* _Written exercise_:
Without pictures, repeat exactly the lines from the one containing "Extract the structured" through the end of the entries.

++++ Materials provided ++++

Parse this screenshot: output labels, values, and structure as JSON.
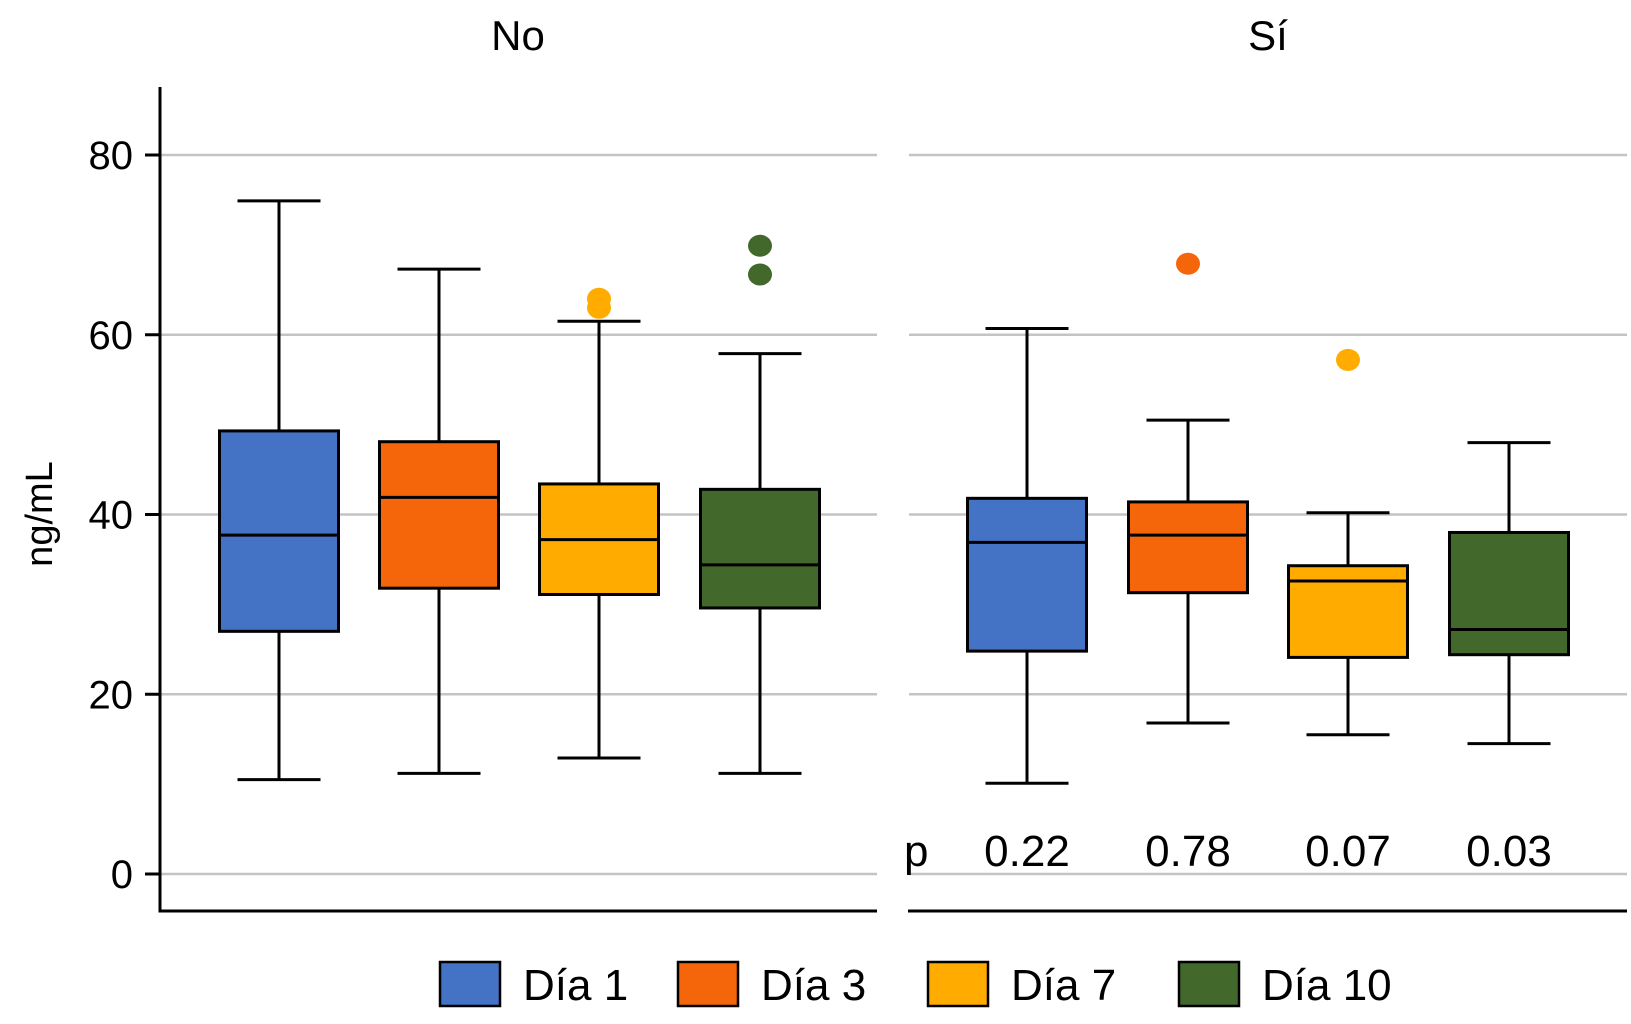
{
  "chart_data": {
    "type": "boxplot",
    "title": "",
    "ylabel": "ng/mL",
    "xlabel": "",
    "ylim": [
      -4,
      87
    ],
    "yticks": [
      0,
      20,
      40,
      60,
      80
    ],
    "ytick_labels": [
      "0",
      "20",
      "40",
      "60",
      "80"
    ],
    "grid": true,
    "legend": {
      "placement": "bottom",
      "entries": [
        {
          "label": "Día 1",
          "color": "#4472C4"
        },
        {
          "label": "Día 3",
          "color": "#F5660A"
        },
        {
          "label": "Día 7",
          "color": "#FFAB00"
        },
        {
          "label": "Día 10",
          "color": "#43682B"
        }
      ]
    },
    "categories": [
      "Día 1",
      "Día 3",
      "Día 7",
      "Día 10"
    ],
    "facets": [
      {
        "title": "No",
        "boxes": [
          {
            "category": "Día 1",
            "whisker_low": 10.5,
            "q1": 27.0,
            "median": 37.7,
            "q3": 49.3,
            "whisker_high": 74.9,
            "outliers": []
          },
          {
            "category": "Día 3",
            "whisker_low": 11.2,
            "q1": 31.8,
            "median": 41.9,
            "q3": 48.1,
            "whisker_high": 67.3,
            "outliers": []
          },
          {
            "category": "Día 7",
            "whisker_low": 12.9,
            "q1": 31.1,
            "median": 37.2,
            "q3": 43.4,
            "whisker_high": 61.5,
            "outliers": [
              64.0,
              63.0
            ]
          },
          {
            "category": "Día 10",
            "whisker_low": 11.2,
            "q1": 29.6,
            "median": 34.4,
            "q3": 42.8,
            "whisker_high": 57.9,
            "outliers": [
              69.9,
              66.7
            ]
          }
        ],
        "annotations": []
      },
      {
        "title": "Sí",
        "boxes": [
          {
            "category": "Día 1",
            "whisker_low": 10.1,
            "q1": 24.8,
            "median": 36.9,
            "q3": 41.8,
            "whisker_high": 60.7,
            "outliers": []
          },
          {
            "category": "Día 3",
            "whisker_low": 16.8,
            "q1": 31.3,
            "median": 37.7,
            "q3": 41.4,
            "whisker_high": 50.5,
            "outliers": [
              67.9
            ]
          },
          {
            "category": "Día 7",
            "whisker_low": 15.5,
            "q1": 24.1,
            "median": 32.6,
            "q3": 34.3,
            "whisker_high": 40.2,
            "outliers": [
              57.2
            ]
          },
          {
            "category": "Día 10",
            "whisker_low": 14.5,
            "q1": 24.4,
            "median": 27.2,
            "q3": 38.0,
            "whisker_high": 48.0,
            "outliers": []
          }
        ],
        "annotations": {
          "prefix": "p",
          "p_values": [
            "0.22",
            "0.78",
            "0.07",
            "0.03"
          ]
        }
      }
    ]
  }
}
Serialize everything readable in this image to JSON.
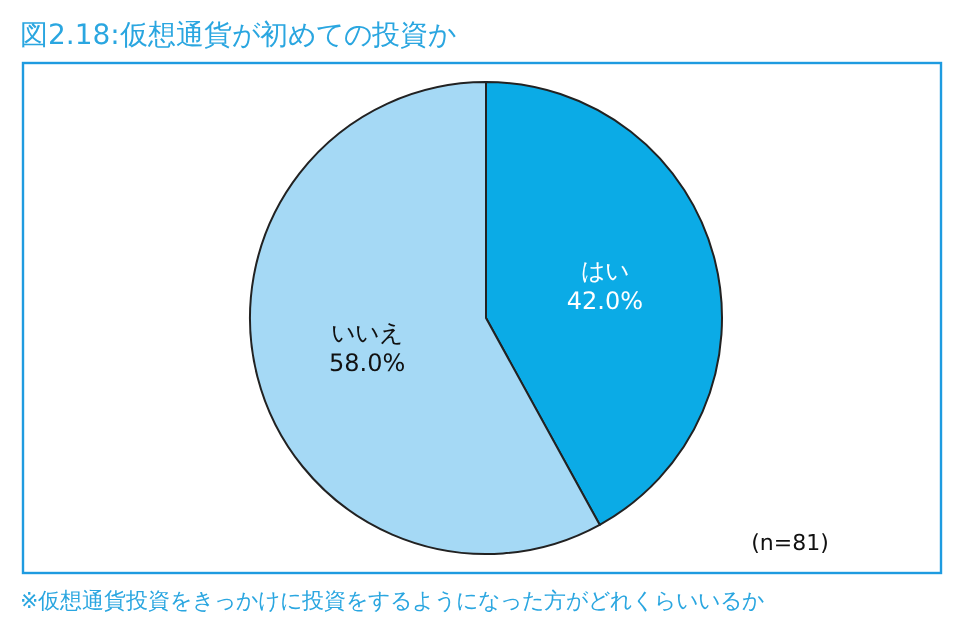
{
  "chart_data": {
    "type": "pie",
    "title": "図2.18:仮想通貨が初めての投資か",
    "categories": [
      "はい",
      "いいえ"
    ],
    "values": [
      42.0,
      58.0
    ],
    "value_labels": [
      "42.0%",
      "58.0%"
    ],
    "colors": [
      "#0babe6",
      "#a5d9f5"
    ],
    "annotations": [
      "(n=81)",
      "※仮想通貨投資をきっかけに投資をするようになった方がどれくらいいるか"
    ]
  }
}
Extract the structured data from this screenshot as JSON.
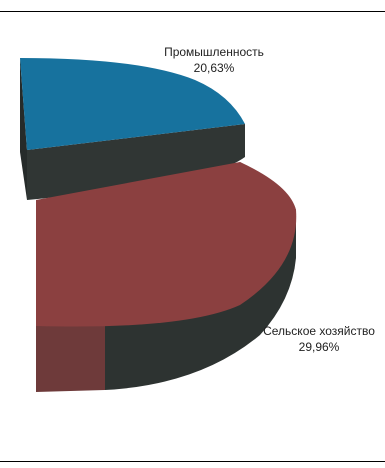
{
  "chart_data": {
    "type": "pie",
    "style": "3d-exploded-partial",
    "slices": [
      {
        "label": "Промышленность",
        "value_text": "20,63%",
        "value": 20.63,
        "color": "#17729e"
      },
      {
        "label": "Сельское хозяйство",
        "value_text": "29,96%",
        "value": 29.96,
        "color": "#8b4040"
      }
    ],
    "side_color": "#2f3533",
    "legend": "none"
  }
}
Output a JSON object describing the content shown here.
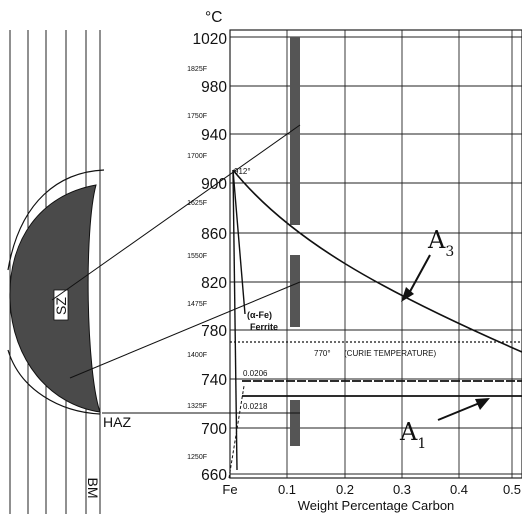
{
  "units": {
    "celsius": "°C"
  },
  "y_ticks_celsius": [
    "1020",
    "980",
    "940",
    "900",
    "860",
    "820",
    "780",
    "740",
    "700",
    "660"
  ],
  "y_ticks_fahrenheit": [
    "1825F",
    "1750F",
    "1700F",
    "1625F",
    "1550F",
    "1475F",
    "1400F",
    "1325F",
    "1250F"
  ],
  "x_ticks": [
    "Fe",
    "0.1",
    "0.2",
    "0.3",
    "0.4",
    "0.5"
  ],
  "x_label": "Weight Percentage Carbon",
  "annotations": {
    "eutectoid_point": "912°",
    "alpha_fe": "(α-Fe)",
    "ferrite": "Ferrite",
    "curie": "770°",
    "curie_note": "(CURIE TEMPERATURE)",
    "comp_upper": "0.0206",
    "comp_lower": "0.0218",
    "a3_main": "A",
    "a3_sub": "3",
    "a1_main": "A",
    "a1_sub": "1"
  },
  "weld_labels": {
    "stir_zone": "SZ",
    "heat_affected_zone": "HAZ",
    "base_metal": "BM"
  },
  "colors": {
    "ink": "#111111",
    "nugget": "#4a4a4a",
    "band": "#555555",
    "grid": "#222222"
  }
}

++++

* _Result_:
Extract the structured data from this screenshot as JSON.
{
  "chart_data": {
    "type": "pie",
    "style": "3d-exploded-partial",
    "slices": [
      {
        "label": "Промышленность",
        "value_text": "20,63%",
        "value": 20.63,
        "color": "#17729e"
      },
      {
        "label": "Сельское хозяйство",
        "value_text": "29,96%",
        "value": 29.96,
        "color": "#8b4040"
      }
    ],
    "side_color": "#2f3533",
    "legend": "none"
  }
}
Output a JSON object describing the content shown here.
{
  "units": {
    "celsius": "°C"
  },
  "y_ticks_celsius": [
    "1020",
    "980",
    "940",
    "900",
    "860",
    "820",
    "780",
    "740",
    "700",
    "660"
  ],
  "y_ticks_fahrenheit": [
    "1825F",
    "1750F",
    "1700F",
    "1625F",
    "1550F",
    "1475F",
    "1400F",
    "1325F",
    "1250F"
  ],
  "x_ticks": [
    "Fe",
    "0.1",
    "0.2",
    "0.3",
    "0.4",
    "0.5"
  ],
  "x_label": "Weight Percentage Carbon",
  "annotations": {
    "eutectoid_point": "912°",
    "alpha_fe": "(α-Fe)",
    "ferrite": "Ferrite",
    "curie": "770°",
    "curie_note": "(CURIE TEMPERATURE)",
    "comp_upper": "0.0206",
    "comp_lower": "0.0218",
    "a3_main": "A",
    "a3_sub": "3",
    "a1_main": "A",
    "a1_sub": "1"
  },
  "weld_labels": {
    "stir_zone": "SZ",
    "heat_affected_zone": "HAZ",
    "base_metal": "BM"
  },
  "colors": {
    "ink": "#111111",
    "nugget": "#4a4a4a",
    "band": "#555555",
    "grid": "#222222"
  }
}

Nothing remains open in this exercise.